TASK STATEMENT:
Records follow. Select each line holding "JSON".

DATA SHOWN:
********************

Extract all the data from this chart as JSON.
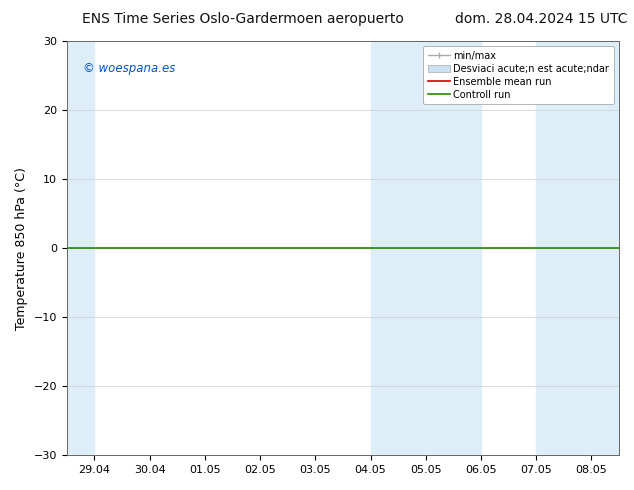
{
  "title_left": "ENS Time Series Oslo-Gardermoen aeropuerto",
  "title_right": "dom. 28.04.2024 15 UTC",
  "ylabel": "Temperature 850 hPa (°C)",
  "xlim_dates": [
    "29.04",
    "30.04",
    "01.05",
    "02.05",
    "03.05",
    "04.05",
    "05.05",
    "06.05",
    "07.05",
    "08.05"
  ],
  "ylim": [
    -30,
    30
  ],
  "yticks": [
    -30,
    -20,
    -10,
    0,
    10,
    20,
    30
  ],
  "watermark": "© woespana.es",
  "watermark_color": "#0055cc",
  "bg_color": "#ffffff",
  "plot_bg_color": "#ffffff",
  "band_color": "#ddeef8",
  "hline_y": 0.0,
  "hline_color": "#228800",
  "hline_lw": 1.2,
  "legend_label_minmax": "min/max",
  "legend_label_std": "Desviaci acute;n est acute;ndar",
  "legend_label_ens": "Ensemble mean run",
  "legend_label_ctrl": "Controll run",
  "legend_color_minmax": "#aaaaaa",
  "legend_color_std": "#cce0f0",
  "legend_color_ens": "#cc0000",
  "legend_color_ctrl": "#228800",
  "title_fontsize": 10,
  "tick_fontsize": 8,
  "ylabel_fontsize": 9
}
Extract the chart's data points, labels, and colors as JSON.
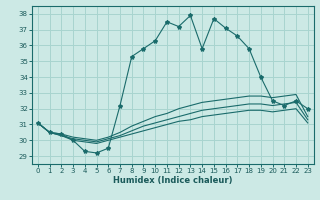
{
  "xlabel": "Humidex (Indice chaleur)",
  "xlim": [
    -0.5,
    23.5
  ],
  "ylim": [
    28.5,
    38.5
  ],
  "yticks": [
    29,
    30,
    31,
    32,
    33,
    34,
    35,
    36,
    37,
    38
  ],
  "xticks": [
    0,
    1,
    2,
    3,
    4,
    5,
    6,
    7,
    8,
    9,
    10,
    11,
    12,
    13,
    14,
    15,
    16,
    17,
    18,
    19,
    20,
    21,
    22,
    23
  ],
  "bg_color": "#cce9e5",
  "grid_color": "#a8d4cf",
  "line_color": "#1a6b6b",
  "series_main": [
    31.1,
    30.5,
    30.4,
    30.0,
    29.3,
    29.2,
    29.5,
    32.2,
    35.3,
    35.8,
    36.3,
    37.5,
    37.2,
    37.9,
    35.8,
    37.7,
    37.1,
    36.6,
    35.8,
    34.0,
    32.5,
    32.2,
    32.5,
    32.0
  ],
  "series_top": [
    31.1,
    30.5,
    30.4,
    30.2,
    30.1,
    30.0,
    30.2,
    30.5,
    30.9,
    31.2,
    31.5,
    31.7,
    32.0,
    32.2,
    32.4,
    32.5,
    32.6,
    32.7,
    32.8,
    32.8,
    32.7,
    32.8,
    32.9,
    31.5
  ],
  "series_mid": [
    31.1,
    30.5,
    30.3,
    30.1,
    30.0,
    29.9,
    30.1,
    30.3,
    30.6,
    30.9,
    31.1,
    31.3,
    31.5,
    31.7,
    31.9,
    32.0,
    32.1,
    32.2,
    32.3,
    32.3,
    32.2,
    32.3,
    32.4,
    31.3
  ],
  "series_bot": [
    31.1,
    30.5,
    30.3,
    30.0,
    29.9,
    29.8,
    30.0,
    30.2,
    30.4,
    30.6,
    30.8,
    31.0,
    31.2,
    31.3,
    31.5,
    31.6,
    31.7,
    31.8,
    31.9,
    31.9,
    31.8,
    31.9,
    32.0,
    31.1
  ]
}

********************

CORRECT ANSWER:
Extract all the data from this chart as JSON.
Extract the chart's data points, labels, and colors as JSON.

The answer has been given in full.